EXERCISE PROMPT | Reproduce each of the rows below verbatim, keeping every character and number unchanged.

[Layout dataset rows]
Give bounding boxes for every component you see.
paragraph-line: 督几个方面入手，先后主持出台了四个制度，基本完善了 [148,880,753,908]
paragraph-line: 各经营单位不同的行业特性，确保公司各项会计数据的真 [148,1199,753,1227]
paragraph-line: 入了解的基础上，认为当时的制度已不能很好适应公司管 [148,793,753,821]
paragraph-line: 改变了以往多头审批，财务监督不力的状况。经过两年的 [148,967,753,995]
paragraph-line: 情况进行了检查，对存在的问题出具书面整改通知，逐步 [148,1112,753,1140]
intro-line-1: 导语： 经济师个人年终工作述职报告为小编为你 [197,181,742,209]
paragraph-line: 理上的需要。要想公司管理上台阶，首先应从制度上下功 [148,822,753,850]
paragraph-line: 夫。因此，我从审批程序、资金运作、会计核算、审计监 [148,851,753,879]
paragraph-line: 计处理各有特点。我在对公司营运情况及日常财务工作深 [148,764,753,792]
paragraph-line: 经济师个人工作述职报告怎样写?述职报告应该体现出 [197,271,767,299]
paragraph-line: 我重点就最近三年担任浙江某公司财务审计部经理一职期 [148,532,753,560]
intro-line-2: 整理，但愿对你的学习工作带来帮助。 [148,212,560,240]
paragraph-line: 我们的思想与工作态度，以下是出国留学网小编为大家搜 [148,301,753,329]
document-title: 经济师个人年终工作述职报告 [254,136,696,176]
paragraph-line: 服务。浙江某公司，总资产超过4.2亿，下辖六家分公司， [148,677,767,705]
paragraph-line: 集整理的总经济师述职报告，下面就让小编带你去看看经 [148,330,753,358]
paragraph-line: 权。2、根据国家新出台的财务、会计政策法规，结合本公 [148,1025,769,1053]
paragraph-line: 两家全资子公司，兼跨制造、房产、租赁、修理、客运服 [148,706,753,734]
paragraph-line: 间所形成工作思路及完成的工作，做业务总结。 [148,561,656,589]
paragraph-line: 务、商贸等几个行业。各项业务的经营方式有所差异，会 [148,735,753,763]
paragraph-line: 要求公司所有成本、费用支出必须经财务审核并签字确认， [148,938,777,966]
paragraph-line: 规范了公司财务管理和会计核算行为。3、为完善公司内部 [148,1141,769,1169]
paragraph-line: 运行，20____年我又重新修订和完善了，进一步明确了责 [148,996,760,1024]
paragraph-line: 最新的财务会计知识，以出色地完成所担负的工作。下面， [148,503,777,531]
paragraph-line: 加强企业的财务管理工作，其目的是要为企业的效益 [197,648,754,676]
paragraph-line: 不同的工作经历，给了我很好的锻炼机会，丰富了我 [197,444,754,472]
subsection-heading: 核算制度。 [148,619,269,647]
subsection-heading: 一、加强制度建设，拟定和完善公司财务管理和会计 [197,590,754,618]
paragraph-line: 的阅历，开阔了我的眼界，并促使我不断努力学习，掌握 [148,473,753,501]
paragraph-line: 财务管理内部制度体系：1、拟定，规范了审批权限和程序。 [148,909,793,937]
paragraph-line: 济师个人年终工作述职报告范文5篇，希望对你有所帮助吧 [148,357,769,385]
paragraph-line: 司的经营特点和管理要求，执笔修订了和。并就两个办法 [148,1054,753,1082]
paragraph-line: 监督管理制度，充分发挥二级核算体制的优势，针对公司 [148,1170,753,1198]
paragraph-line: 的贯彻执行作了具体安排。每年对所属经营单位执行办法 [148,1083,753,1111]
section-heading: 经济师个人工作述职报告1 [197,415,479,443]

EXPECTED ANSWER |
Give bounding boxes for every component you see.
paragraph-line: 督几个方面入手，先后主持出台了四个制度，基本完善了 [148,880,753,908]
paragraph-line: 各经营单位不同的行业特性，确保公司各项会计数据的真 [148,1199,753,1227]
paragraph-line: 入了解的基础上，认为当时的制度已不能很好适应公司管 [148,793,753,821]
paragraph-line: 改变了以往多头审批，财务监督不力的状况。经过两年的 [148,967,753,995]
paragraph-line: 情况进行了检查，对存在的问题出具书面整改通知，逐步 [148,1112,753,1140]
intro-line-1: 导语： 经济师个人年终工作述职报告为小编为你 [197,181,742,209]
paragraph-line: 理上的需要。要想公司管理上台阶，首先应从制度上下功 [148,822,753,850]
paragraph-line: 夫。因此，我从审批程序、资金运作、会计核算、审计监 [148,851,753,879]
paragraph-line: 计处理各有特点。我在对公司营运情况及日常财务工作深 [148,764,753,792]
paragraph-line: 经济师个人工作述职报告怎样写?述职报告应该体现出 [197,271,767,299]
paragraph-line: 我重点就最近三年担任浙江某公司财务审计部经理一职期 [148,532,753,560]
intro-line-2: 整理，但愿对你的学习工作带来帮助。 [148,212,560,240]
paragraph-line: 我们的思想与工作态度，以下是出国留学网小编为大家搜 [148,301,753,329]
document-title: 经济师个人年终工作述职报告 [254,136,696,176]
paragraph-line: 服务。浙江某公司，总资产超过4.2亿，下辖六家分公司， [148,677,767,705]
paragraph-line: 集整理的总经济师述职报告，下面就让小编带你去看看经 [148,330,753,358]
paragraph-line: 权。2、根据国家新出台的财务、会计政策法规，结合本公 [148,1025,769,1053]
paragraph-line: 两家全资子公司，兼跨制造、房产、租赁、修理、客运服 [148,706,753,734]
paragraph-line: 间所形成工作思路及完成的工作，做业务总结。 [148,561,656,589]
paragraph-line: 务、商贸等几个行业。各项业务的经营方式有所差异，会 [148,735,753,763]
paragraph-line: 要求公司所有成本、费用支出必须经财务审核并签字确认， [148,938,777,966]
paragraph-line: 规范了公司财务管理和会计核算行为。3、为完善公司内部 [148,1141,769,1169]
paragraph-line: 运行，20____年我又重新修订和完善了，进一步明确了责 [148,996,760,1024]
paragraph-line: 最新的财务会计知识，以出色地完成所担负的工作。下面， [148,503,777,531]
paragraph-line: 加强企业的财务管理工作，其目的是要为企业的效益 [197,648,754,676]
paragraph-line: 不同的工作经历，给了我很好的锻炼机会，丰富了我 [197,444,754,472]
subsection-heading: 核算制度。 [148,619,269,647]
subsection-heading: 一、加强制度建设，拟定和完善公司财务管理和会计 [197,590,754,618]
paragraph-line: 的阅历，开阔了我的眼界，并促使我不断努力学习，掌握 [148,473,753,501]
paragraph-line: 财务管理内部制度体系：1、拟定，规范了审批权限和程序。 [148,909,793,937]
paragraph-line: 济师个人年终工作述职报告范文5篇，希望对你有所帮助吧 [148,357,769,385]
paragraph-line: 司的经营特点和管理要求，执笔修订了和。并就两个办法 [148,1054,753,1082]
paragraph-line: 监督管理制度，充分发挥二级核算体制的优势，针对公司 [148,1170,753,1198]
paragraph-line: 的贯彻执行作了具体安排。每年对所属经营单位执行办法 [148,1083,753,1111]
section-heading: 经济师个人工作述职报告1 [197,415,479,443]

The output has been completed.